— BEGIN Provided records —
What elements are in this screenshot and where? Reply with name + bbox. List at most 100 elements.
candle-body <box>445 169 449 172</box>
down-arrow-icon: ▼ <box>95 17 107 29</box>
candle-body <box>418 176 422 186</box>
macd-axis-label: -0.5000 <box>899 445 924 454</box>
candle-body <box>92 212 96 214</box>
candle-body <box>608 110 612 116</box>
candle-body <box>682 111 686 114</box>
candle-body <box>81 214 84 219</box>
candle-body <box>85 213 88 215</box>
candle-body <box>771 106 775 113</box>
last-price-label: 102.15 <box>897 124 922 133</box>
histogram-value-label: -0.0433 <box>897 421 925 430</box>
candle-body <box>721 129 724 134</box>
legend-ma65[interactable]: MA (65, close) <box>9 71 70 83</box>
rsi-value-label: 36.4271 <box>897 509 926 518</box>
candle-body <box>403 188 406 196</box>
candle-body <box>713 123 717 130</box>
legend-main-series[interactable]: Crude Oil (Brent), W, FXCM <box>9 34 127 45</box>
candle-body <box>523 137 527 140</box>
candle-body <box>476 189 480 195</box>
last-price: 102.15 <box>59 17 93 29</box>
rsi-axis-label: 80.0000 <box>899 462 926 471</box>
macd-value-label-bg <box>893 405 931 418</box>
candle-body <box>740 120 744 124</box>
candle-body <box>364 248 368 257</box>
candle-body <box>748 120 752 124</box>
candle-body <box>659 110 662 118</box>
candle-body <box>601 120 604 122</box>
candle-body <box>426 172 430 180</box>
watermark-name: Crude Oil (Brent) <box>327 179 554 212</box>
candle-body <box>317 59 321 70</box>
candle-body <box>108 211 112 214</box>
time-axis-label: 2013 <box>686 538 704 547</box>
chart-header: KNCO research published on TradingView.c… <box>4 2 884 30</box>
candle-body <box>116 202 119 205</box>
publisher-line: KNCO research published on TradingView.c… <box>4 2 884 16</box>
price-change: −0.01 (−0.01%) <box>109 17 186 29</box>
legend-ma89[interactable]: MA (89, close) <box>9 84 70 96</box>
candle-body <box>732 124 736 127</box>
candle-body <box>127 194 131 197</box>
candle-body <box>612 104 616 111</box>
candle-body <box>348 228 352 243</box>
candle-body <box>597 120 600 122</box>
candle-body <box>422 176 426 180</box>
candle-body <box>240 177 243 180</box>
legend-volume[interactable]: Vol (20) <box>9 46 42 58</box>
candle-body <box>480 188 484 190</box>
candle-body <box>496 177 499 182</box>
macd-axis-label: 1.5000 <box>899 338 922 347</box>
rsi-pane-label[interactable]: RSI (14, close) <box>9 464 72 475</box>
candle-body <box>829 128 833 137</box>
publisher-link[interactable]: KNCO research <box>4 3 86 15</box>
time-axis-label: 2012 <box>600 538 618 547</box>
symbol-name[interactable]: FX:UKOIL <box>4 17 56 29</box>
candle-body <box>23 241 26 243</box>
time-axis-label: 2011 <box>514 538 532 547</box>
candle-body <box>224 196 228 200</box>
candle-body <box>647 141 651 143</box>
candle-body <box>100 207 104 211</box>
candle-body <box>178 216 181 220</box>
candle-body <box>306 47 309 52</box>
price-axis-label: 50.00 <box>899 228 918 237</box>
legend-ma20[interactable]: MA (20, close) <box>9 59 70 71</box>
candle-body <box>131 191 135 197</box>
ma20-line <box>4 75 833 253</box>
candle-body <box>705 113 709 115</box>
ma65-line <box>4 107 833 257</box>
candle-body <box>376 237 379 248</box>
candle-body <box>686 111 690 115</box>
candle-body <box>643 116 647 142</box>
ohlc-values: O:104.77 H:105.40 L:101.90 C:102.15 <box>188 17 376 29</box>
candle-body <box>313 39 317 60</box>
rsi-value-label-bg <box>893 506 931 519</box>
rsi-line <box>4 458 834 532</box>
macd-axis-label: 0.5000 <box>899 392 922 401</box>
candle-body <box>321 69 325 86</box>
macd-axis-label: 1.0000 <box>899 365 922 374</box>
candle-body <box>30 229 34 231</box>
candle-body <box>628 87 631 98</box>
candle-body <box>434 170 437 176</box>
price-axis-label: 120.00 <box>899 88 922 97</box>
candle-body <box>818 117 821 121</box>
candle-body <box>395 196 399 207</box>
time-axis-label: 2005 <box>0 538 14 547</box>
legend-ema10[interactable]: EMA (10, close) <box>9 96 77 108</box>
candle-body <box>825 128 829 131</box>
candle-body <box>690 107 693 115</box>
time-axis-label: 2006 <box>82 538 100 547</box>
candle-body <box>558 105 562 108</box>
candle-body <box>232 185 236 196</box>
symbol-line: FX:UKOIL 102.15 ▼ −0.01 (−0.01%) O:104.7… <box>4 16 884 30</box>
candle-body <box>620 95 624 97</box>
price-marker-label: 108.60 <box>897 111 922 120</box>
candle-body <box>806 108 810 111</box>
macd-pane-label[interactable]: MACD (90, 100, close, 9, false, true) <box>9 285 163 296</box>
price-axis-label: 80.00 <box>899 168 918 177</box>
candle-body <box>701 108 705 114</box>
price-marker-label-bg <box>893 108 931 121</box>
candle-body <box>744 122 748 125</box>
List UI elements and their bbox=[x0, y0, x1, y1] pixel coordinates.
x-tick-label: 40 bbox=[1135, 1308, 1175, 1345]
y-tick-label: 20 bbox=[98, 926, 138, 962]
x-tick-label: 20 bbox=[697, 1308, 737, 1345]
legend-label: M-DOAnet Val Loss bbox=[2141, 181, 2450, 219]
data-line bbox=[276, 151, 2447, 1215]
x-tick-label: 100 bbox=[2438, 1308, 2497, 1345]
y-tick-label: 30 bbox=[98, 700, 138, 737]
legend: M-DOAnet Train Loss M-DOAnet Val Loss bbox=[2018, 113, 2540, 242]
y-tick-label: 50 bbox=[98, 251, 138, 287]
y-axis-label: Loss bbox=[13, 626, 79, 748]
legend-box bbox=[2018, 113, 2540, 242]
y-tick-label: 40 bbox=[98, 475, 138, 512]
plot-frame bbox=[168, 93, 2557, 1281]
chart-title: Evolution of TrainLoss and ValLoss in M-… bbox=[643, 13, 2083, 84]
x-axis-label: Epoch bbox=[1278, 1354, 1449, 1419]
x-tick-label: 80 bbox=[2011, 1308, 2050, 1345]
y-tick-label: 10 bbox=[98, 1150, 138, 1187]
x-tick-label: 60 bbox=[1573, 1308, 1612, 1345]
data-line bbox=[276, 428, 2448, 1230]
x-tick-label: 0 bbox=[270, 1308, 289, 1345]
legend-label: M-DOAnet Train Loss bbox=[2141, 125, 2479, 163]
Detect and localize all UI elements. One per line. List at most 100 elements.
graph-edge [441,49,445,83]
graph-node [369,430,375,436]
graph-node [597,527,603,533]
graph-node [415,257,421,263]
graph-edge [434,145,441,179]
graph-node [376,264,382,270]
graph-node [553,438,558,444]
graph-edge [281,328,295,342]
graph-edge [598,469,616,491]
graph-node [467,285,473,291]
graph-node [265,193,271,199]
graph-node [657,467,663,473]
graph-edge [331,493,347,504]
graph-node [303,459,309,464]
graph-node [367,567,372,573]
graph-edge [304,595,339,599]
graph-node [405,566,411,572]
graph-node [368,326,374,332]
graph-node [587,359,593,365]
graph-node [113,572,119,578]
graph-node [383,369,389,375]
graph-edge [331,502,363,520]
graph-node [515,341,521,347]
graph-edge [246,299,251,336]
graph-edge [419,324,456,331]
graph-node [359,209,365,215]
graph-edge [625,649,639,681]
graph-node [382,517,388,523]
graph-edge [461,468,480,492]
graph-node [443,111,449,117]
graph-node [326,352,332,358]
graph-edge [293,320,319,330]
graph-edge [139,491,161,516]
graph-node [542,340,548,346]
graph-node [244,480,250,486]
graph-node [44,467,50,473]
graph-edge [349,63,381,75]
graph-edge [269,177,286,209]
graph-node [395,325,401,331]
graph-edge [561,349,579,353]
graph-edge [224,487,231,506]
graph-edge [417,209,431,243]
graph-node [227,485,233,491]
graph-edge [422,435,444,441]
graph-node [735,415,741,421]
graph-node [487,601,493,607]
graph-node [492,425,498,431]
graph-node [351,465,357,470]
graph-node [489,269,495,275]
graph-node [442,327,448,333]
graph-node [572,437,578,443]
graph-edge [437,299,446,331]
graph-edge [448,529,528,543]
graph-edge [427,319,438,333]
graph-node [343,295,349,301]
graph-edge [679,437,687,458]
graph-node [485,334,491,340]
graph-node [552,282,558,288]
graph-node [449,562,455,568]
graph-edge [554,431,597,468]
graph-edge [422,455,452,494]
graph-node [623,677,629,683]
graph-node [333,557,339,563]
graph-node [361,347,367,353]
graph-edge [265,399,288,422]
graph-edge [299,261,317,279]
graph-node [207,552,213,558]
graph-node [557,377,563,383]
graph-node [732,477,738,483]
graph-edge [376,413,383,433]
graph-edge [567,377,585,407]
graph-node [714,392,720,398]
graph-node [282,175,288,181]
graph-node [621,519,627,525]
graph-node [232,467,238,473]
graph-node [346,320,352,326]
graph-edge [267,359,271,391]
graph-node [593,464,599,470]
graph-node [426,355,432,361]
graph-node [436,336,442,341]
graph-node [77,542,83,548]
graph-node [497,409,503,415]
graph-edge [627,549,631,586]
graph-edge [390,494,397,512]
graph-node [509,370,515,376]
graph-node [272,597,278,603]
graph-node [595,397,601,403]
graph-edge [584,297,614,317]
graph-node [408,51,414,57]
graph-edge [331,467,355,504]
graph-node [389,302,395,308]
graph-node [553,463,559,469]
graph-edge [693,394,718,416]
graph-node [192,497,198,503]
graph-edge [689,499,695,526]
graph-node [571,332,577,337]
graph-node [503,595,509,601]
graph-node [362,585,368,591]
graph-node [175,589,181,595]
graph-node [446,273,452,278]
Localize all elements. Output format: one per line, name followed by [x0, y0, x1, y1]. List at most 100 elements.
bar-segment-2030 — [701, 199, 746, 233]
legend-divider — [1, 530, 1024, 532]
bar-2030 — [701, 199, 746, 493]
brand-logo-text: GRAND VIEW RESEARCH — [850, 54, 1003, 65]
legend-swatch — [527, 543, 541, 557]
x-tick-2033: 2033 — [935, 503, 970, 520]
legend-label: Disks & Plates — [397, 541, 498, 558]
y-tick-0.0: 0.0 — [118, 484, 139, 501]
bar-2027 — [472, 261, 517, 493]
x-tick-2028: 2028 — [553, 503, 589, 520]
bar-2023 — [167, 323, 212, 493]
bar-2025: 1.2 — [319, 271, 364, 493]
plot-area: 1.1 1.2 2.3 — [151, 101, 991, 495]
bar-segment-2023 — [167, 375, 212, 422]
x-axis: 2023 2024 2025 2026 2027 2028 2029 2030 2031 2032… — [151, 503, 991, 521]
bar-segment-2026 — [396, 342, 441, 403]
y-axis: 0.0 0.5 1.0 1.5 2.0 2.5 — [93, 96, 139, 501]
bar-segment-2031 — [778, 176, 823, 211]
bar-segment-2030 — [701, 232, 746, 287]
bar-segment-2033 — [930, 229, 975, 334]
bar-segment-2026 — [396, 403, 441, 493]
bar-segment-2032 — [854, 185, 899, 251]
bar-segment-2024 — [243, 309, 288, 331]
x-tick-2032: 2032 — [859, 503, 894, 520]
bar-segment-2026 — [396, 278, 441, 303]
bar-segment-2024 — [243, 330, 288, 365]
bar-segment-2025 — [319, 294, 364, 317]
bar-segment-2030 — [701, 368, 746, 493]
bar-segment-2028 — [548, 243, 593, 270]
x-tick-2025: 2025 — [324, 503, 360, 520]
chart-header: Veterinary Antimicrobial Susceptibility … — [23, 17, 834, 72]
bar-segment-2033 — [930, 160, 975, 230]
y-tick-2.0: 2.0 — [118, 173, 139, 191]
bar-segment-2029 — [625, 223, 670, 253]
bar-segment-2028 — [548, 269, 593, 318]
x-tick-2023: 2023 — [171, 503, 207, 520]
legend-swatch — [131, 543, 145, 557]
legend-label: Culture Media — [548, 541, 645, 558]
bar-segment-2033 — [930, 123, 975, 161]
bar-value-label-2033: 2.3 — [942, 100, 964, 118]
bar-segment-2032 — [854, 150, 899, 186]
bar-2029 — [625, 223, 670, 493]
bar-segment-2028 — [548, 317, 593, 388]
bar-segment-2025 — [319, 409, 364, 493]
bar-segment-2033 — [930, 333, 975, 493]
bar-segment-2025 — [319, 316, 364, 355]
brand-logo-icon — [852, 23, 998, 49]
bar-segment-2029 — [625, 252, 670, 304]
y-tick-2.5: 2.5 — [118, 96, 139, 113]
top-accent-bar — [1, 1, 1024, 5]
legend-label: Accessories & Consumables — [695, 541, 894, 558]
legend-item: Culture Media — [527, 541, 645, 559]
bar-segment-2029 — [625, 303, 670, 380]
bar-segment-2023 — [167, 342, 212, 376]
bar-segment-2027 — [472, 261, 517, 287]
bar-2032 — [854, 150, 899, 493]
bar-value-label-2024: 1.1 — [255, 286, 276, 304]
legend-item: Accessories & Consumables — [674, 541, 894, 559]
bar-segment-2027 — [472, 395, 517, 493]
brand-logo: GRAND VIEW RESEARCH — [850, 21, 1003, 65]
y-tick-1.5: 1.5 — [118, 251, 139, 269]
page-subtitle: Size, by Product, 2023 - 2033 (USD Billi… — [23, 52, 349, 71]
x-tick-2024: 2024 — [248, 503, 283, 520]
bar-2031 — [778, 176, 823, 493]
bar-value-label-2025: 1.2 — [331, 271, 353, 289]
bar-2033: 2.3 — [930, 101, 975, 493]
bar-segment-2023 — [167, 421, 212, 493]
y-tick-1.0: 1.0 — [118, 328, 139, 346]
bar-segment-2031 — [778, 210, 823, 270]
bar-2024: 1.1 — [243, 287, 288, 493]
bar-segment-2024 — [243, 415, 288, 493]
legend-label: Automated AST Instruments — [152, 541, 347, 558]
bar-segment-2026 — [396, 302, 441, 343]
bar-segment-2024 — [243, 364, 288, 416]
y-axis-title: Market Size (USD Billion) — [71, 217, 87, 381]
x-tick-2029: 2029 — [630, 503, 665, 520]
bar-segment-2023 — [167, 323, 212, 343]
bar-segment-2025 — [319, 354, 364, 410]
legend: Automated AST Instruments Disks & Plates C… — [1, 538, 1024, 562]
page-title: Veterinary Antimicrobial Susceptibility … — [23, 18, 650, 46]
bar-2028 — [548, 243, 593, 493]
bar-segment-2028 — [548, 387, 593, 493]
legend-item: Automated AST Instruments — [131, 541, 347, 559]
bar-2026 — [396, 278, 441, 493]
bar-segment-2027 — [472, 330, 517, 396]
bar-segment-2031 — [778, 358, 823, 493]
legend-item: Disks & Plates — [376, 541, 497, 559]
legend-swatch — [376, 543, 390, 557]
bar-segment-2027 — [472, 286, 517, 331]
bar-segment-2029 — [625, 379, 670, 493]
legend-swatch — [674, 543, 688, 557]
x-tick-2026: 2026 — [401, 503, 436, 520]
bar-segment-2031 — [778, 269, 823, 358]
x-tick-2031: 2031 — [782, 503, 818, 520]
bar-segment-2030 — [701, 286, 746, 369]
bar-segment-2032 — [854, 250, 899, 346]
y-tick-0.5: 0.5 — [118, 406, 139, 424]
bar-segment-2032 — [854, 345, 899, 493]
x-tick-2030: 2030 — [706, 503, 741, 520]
— END Provided records —
Lay out the records above as a JSON list of strings, one per line, running from the first line of the records up to and including the line with "candle-body <box>608 110 612 116</box>". Leave out any blank lines.

[
  "What elements are in this screenshot and where? Reply with name + bbox. List at most 100 elements.",
  "candle-body <box>445 169 449 172</box>",
  "down-arrow-icon: ▼ <box>95 17 107 29</box>",
  "candle-body <box>418 176 422 186</box>",
  "macd-axis-label: -0.5000 <box>899 445 924 454</box>",
  "candle-body <box>92 212 96 214</box>",
  "candle-body <box>608 110 612 116</box>"
]